──────── RECORD SET ────────

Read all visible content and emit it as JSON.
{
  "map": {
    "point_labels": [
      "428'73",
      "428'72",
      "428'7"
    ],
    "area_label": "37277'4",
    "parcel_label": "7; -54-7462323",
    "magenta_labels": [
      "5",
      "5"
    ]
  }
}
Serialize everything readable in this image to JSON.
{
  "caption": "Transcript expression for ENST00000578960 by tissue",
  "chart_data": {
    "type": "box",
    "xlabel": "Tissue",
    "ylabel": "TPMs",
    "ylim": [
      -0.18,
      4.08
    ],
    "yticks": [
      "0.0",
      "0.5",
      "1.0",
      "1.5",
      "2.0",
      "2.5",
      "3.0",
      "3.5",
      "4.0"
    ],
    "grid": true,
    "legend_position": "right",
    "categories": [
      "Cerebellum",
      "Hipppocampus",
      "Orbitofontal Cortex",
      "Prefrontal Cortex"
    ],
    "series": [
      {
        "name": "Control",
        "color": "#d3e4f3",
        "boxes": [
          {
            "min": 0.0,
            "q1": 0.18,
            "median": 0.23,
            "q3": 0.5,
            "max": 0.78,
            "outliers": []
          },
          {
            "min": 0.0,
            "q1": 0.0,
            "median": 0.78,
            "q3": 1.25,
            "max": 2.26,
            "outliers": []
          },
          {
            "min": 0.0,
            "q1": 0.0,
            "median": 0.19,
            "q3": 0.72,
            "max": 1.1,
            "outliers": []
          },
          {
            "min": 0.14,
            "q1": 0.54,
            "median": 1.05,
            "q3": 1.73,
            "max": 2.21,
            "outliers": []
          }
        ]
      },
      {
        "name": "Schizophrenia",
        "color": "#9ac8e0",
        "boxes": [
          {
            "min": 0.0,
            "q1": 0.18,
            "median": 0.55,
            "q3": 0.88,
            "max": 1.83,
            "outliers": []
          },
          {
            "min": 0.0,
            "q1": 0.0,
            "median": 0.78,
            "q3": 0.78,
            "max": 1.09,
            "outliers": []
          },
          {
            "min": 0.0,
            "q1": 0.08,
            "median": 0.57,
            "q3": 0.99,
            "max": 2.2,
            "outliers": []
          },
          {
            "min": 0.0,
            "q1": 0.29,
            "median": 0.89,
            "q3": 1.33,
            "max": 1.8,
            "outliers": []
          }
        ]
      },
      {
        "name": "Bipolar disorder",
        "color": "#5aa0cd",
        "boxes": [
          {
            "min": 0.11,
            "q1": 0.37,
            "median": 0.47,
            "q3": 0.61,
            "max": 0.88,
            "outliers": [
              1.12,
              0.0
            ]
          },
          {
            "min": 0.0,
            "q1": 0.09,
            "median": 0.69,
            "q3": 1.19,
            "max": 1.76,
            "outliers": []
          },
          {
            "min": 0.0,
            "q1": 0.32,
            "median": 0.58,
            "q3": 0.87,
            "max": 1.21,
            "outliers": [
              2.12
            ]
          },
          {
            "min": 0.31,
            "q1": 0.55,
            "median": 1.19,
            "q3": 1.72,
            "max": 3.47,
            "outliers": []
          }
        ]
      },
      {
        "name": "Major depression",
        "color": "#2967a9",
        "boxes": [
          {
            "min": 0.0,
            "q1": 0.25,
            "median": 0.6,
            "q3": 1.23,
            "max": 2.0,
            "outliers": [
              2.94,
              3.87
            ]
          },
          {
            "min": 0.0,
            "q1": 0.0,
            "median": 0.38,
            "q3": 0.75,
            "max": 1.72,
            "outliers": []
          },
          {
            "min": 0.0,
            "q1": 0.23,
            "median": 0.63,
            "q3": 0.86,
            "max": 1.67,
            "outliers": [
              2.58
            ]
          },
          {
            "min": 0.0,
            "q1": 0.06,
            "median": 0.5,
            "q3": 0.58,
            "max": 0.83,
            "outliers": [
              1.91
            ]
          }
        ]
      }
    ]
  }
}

────────

Return the entries above exactly, each one complete.

** TASK SOLUTION **
Read all visible content and emit it as JSON.
{
  "map": {
    "point_labels": [
      "428'73",
      "428'72",
      "428'7"
    ],
    "area_label": "37277'4",
    "parcel_label": "7; -54-7462323",
    "magenta_labels": [
      "5",
      "5"
    ]
  }
}
Serialize everything readable in this image to JSON.
{
  "caption": "Transcript expression for ENST00000578960 by tissue",
  "chart_data": {
    "type": "box",
    "xlabel": "Tissue",
    "ylabel": "TPMs",
    "ylim": [
      -0.18,
      4.08
    ],
    "yticks": [
      "0.0",
      "0.5",
      "1.0",
      "1.5",
      "2.0",
      "2.5",
      "3.0",
      "3.5",
      "4.0"
    ],
    "grid": true,
    "legend_position": "right",
    "categories": [
      "Cerebellum",
      "Hipppocampus",
      "Orbitofontal Cortex",
      "Prefrontal Cortex"
    ],
    "series": [
      {
        "name": "Control",
        "color": "#d3e4f3",
        "boxes": [
          {
            "min": 0.0,
            "q1": 0.18,
            "median": 0.23,
            "q3": 0.5,
            "max": 0.78,
            "outliers": []
          },
          {
            "min": 0.0,
            "q1": 0.0,
            "median": 0.78,
            "q3": 1.25,
            "max": 2.26,
            "outliers": []
          },
          {
            "min": 0.0,
            "q1": 0.0,
            "median": 0.19,
            "q3": 0.72,
            "max": 1.1,
            "outliers": []
          },
          {
            "min": 0.14,
            "q1": 0.54,
            "median": 1.05,
            "q3": 1.73,
            "max": 2.21,
            "outliers": []
          }
        ]
      },
      {
        "name": "Schizophrenia",
        "color": "#9ac8e0",
        "boxes": [
          {
            "min": 0.0,
            "q1": 0.18,
            "median": 0.55,
            "q3": 0.88,
            "max": 1.83,
            "outliers": []
          },
          {
            "min": 0.0,
            "q1": 0.0,
            "median": 0.78,
            "q3": 0.78,
            "max": 1.09,
            "outliers": []
          },
          {
            "min": 0.0,
            "q1": 0.08,
            "median": 0.57,
            "q3": 0.99,
            "max": 2.2,
            "outliers": []
          },
          {
            "min": 0.0,
            "q1": 0.29,
            "median": 0.89,
            "q3": 1.33,
            "max": 1.8,
            "outliers": []
          }
        ]
      },
      {
        "name": "Bipolar disorder",
        "color": "#5aa0cd",
        "boxes": [
          {
            "min": 0.11,
            "q1": 0.37,
            "median": 0.47,
            "q3": 0.61,
            "max": 0.88,
            "outliers": [
              1.12,
              0.0
            ]
          },
          {
            "min": 0.0,
            "q1": 0.09,
            "median": 0.69,
            "q3": 1.19,
            "max": 1.76,
            "outliers": []
          },
          {
            "min": 0.0,
            "q1": 0.32,
            "median": 0.58,
            "q3": 0.87,
            "max": 1.21,
            "outliers": [
              2.12
            ]
          },
          {
            "min": 0.31,
            "q1": 0.55,
            "median": 1.19,
            "q3": 1.72,
            "max": 3.47,
            "outliers": []
          }
        ]
      },
      {
        "name": "Major depression",
        "color": "#2967a9",
        "boxes": [
          {
            "min": 0.0,
            "q1": 0.25,
            "median": 0.6,
            "q3": 1.23,
            "max": 2.0,
            "outliers": [
              2.94,
              3.87
            ]
          },
          {
            "min": 0.0,
            "q1": 0.0,
            "median": 0.38,
            "q3": 0.75,
            "max": 1.72,
            "outliers": []
          },
          {
            "min": 0.0,
            "q1": 0.23,
            "median": 0.63,
            "q3": 0.86,
            "max": 1.67,
            "outliers": [
              2.58
            ]
          },
          {
            "min": 0.0,
            "q1": 0.06,
            "median": 0.5,
            "q3": 0.58,
            "max": 0.83,
            "outliers": [
              1.91
            ]
          }
        ]
      }
    ]
  }
}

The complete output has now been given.